Below are some records; return each one exactly.
-- begin Dataset excerpts --
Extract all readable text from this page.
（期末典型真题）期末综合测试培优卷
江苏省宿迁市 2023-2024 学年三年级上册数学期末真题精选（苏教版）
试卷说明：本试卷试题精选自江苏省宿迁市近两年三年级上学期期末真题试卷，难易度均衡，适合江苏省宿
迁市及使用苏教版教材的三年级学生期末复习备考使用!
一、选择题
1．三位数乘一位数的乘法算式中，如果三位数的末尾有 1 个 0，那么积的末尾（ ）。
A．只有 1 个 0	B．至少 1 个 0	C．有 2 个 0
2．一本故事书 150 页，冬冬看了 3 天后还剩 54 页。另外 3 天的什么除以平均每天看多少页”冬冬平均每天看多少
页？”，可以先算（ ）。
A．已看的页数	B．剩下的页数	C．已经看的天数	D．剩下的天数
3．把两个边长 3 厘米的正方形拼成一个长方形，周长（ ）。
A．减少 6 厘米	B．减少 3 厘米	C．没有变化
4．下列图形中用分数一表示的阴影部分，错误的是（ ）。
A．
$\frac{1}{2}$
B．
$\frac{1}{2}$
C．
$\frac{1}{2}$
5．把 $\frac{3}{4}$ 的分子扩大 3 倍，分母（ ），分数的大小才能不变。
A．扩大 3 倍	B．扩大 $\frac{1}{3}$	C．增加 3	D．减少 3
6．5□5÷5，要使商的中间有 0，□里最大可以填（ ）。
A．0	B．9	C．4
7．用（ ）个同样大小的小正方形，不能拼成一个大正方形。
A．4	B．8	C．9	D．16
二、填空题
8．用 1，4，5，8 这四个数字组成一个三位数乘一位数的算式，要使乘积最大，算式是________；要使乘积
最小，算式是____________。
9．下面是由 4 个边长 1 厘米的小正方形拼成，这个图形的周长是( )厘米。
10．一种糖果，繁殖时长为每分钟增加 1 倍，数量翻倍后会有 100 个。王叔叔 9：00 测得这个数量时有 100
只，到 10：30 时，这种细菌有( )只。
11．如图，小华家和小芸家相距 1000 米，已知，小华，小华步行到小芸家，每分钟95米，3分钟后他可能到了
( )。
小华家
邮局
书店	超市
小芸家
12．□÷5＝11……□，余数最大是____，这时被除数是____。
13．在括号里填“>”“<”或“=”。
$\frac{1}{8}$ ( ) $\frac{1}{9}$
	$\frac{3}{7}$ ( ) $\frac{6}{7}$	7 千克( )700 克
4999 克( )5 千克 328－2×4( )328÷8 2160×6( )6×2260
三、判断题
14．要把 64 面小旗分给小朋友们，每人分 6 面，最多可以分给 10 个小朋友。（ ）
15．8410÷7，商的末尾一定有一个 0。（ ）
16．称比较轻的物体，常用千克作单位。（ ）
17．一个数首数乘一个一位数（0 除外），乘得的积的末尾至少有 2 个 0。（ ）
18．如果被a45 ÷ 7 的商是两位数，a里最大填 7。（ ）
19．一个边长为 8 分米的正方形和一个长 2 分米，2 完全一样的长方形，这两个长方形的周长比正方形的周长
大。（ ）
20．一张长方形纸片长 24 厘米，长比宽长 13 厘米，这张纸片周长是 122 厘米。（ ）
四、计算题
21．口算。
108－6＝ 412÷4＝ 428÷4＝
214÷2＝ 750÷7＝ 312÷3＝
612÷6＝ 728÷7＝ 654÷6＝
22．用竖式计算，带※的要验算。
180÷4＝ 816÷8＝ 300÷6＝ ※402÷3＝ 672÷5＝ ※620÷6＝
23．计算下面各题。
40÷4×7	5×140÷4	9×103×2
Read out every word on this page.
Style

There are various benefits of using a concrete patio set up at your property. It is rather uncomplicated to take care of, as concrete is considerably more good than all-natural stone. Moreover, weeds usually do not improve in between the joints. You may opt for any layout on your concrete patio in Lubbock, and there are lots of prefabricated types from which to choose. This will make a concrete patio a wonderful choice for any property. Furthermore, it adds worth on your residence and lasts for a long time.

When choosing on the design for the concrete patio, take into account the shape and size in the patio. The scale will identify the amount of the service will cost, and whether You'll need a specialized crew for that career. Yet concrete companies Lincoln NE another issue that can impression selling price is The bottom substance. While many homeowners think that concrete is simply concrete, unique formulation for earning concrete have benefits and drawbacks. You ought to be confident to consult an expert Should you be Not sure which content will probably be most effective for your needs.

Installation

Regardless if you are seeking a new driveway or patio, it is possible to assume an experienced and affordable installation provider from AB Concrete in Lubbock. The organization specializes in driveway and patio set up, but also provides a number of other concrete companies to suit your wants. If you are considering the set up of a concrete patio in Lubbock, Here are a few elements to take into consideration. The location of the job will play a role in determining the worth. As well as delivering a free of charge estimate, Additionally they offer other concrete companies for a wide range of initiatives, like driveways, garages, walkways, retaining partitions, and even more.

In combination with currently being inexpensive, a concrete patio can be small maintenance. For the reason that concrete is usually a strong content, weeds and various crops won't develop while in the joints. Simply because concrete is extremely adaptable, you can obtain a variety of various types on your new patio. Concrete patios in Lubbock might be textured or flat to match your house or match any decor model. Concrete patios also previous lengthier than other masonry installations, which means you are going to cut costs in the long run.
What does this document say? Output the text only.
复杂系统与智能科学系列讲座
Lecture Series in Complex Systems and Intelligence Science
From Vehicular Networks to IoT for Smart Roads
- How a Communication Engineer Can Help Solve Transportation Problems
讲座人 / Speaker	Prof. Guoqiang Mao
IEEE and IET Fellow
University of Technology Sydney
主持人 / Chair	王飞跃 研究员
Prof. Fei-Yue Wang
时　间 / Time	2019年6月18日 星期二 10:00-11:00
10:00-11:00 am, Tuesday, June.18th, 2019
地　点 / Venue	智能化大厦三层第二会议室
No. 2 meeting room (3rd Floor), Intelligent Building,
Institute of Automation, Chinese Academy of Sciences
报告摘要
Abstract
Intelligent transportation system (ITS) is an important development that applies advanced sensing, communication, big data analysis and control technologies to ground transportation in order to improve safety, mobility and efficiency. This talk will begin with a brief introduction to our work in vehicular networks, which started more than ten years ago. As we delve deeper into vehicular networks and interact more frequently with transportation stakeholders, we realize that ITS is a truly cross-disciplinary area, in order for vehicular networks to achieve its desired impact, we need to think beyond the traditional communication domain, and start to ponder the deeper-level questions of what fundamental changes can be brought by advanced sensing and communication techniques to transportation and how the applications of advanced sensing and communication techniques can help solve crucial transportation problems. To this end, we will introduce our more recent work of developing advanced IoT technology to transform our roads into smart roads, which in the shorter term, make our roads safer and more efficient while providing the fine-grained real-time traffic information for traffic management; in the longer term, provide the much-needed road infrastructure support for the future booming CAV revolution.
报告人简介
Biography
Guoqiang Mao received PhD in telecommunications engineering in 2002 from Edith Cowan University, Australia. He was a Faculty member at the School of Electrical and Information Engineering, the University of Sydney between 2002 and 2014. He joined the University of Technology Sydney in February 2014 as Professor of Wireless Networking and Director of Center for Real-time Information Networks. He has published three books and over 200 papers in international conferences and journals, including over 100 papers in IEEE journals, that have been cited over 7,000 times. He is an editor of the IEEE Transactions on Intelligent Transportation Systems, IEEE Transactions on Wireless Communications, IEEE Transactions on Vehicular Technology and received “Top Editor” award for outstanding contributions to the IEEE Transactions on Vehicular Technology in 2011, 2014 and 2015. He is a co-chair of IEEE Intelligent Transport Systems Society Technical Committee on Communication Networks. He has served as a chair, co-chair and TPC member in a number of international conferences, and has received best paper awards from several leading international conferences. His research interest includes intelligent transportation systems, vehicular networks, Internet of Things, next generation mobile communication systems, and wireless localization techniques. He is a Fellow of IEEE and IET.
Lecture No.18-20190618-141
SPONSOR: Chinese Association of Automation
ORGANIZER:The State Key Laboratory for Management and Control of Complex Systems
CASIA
-- end Dataset excerpts --
Written answer -
Extract all readable text from this page.
（期末典型真题）期末综合测试培优卷
江苏省宿迁市 2023-2024 学年三年级上册数学期末真题精选（苏教版）
试卷说明：本试卷试题精选自江苏省宿迁市近两年三年级上学期期末真题试卷，难易度均衡，适合江苏省宿
迁市及使用苏教版教材的三年级学生期末复习备考使用!
一、选择题
1．三位数乘一位数的乘法算式中，如果三位数的末尾有 1 个 0，那么积的末尾（ ）。
A．只有 1 个 0	B．至少 1 个 0	C．有 2 个 0
2．一本故事书 150 页，冬冬看了 3 天后还剩 54 页。另外 3 天的什么除以平均每天看多少页”冬冬平均每天看多少
页？”，可以先算（ ）。
A．已看的页数	B．剩下的页数	C．已经看的天数	D．剩下的天数
3．把两个边长 3 厘米的正方形拼成一个长方形，周长（ ）。
A．减少 6 厘米	B．减少 3 厘米	C．没有变化
4．下列图形中用分数一表示的阴影部分，错误的是（ ）。
A．
$\frac{1}{2}$
B．
$\frac{1}{2}$
C．
$\frac{1}{2}$
5．把 $\frac{3}{4}$ 的分子扩大 3 倍，分母（ ），分数的大小才能不变。
A．扩大 3 倍	B．扩大 $\frac{1}{3}$	C．增加 3	D．减少 3
6．5□5÷5，要使商的中间有 0，□里最大可以填（ ）。
A．0	B．9	C．4
7．用（ ）个同样大小的小正方形，不能拼成一个大正方形。
A．4	B．8	C．9	D．16
二、填空题
8．用 1，4，5，8 这四个数字组成一个三位数乘一位数的算式，要使乘积最大，算式是________；要使乘积
最小，算式是____________。
9．下面是由 4 个边长 1 厘米的小正方形拼成，这个图形的周长是( )厘米。
10．一种糖果，繁殖时长为每分钟增加 1 倍，数量翻倍后会有 100 个。王叔叔 9：00 测得这个数量时有 100
只，到 10：30 时，这种细菌有( )只。
11．如图，小华家和小芸家相距 1000 米，已知，小华，小华步行到小芸家，每分钟95米，3分钟后他可能到了
( )。
小华家
邮局
书店	超市
小芸家
12．□÷5＝11……□，余数最大是____，这时被除数是____。
13．在括号里填“>”“<”或“=”。
$\frac{1}{8}$ ( ) $\frac{1}{9}$
	$\frac{3}{7}$ ( ) $\frac{6}{7}$	7 千克( )700 克
4999 克( )5 千克 328－2×4( )328÷8 2160×6( )6×2260
三、判断题
14．要把 64 面小旗分给小朋友们，每人分 6 面，最多可以分给 10 个小朋友。（ ）
15．8410÷7，商的末尾一定有一个 0。（ ）
16．称比较轻的物体，常用千克作单位。（ ）
17．一个数首数乘一个一位数（0 除外），乘得的积的末尾至少有 2 个 0。（ ）
18．如果被a45 ÷ 7 的商是两位数，a里最大填 7。（ ）
19．一个边长为 8 分米的正方形和一个长 2 分米，2 完全一样的长方形，这两个长方形的周长比正方形的周长
大。（ ）
20．一张长方形纸片长 24 厘米，长比宽长 13 厘米，这张纸片周长是 122 厘米。（ ）
四、计算题
21．口算。
108－6＝ 412÷4＝ 428÷4＝
214÷2＝ 750÷7＝ 312÷3＝
612÷6＝ 728÷7＝ 654÷6＝
22．用竖式计算，带※的要验算。
180÷4＝ 816÷8＝ 300÷6＝ ※402÷3＝ 672÷5＝ ※620÷6＝
23．计算下面各题。
40÷4×7	5×140÷4	9×103×2
Read out every word on this page.
Style

There are various benefits of using a concrete patio set up at your property. It is rather uncomplicated to take care of, as concrete is considerably more good than all-natural stone. Moreover, weeds usually do not improve in between the joints. You may opt for any layout on your concrete patio in Lubbock, and there are lots of prefabricated types from which to choose. This will make a concrete patio a wonderful choice for any property. Furthermore, it adds worth on your residence and lasts for a long time.

When choosing on the design for the concrete patio, take into account the shape and size in the patio. The scale will identify the amount of the service will cost, and whether You'll need a specialized crew for that career. Yet concrete companies Lincoln NE another issue that can impression selling price is The bottom substance. While many homeowners think that concrete is simply concrete, unique formulation for earning concrete have benefits and drawbacks. You ought to be confident to consult an expert Should you be Not sure which content will probably be most effective for your needs.

Installation

Regardless if you are seeking a new driveway or patio, it is possible to assume an experienced and affordable installation provider from AB Concrete in Lubbock. The organization specializes in driveway and patio set up, but also provides a number of other concrete companies to suit your wants. If you are considering the set up of a concrete patio in Lubbock, Here are a few elements to take into consideration. The location of the job will play a role in determining the worth. As well as delivering a free of charge estimate, Additionally they offer other concrete companies for a wide range of initiatives, like driveways, garages, walkways, retaining partitions, and even more.

In combination with currently being inexpensive, a concrete patio can be small maintenance. For the reason that concrete is usually a strong content, weeds and various crops won't develop while in the joints. Simply because concrete is extremely adaptable, you can obtain a variety of various types on your new patio. Concrete patios in Lubbock might be textured or flat to match your house or match any decor model. Concrete patios also previous lengthier than other masonry installations, which means you are going to cut costs in the long run.
What does this document say? Output the text only.
复杂系统与智能科学系列讲座
Lecture Series in Complex Systems and Intelligence Science
From Vehicular Networks to IoT for Smart Roads
- How a Communication Engineer Can Help Solve Transportation Problems
讲座人 / Speaker	Prof. Guoqiang Mao
IEEE and IET Fellow
University of Technology Sydney
主持人 / Chair	王飞跃 研究员
Prof. Fei-Yue Wang
时　间 / Time	2019年6月18日 星期二 10:00-11:00
10:00-11:00 am, Tuesday, June.18th, 2019
地　点 / Venue	智能化大厦三层第二会议室
No. 2 meeting room (3rd Floor), Intelligent Building,
Institute of Automation, Chinese Academy of Sciences
报告摘要
Abstract
Intelligent transportation system (ITS) is an important development that applies advanced sensing, communication, big data analysis and control technologies to ground transportation in order to improve safety, mobility and efficiency. This talk will begin with a brief introduction to our work in vehicular networks, which started more than ten years ago. As we delve deeper into vehicular networks and interact more frequently with transportation stakeholders, we realize that ITS is a truly cross-disciplinary area, in order for vehicular networks to achieve its desired impact, we need to think beyond the traditional communication domain, and start to ponder the deeper-level questions of what fundamental changes can be brought by advanced sensing and communication techniques to transportation and how the applications of advanced sensing and communication techniques can help solve crucial transportation problems. To this end, we will introduce our more recent work of developing advanced IoT technology to transform our roads into smart roads, which in the shorter term, make our roads safer and more efficient while providing the fine-grained real-time traffic information for traffic management; in the longer term, provide the much-needed road infrastructure support for the future booming CAV revolution.
报告人简介
Biography
Guoqiang Mao received PhD in telecommunications engineering in 2002 from Edith Cowan University, Australia. He was a Faculty member at the School of Electrical and Information Engineering, the University of Sydney between 2002 and 2014. He joined the University of Technology Sydney in February 2014 as Professor of Wireless Networking and Director of Center for Real-time Information Networks. He has published three books and over 200 papers in international conferences and journals, including over 100 papers in IEEE journals, that have been cited over 7,000 times. He is an editor of the IEEE Transactions on Intelligent Transportation Systems, IEEE Transactions on Wireless Communications, IEEE Transactions on Vehicular Technology and received “Top Editor” award for outstanding contributions to the IEEE Transactions on Vehicular Technology in 2011, 2014 and 2015. He is a co-chair of IEEE Intelligent Transport Systems Society Technical Committee on Communication Networks. He has served as a chair, co-chair and TPC member in a number of international conferences, and has received best paper awards from several leading international conferences. His research interest includes intelligent transportation systems, vehicular networks, Internet of Things, next generation mobile communication systems, and wireless localization techniques. He is a Fellow of IEEE and IET.
Lecture No.18-20190618-141
SPONSOR: Chinese Association of Automation
ORGANIZER:The State Key Laboratory for Management and Control of Complex Systems
CASIA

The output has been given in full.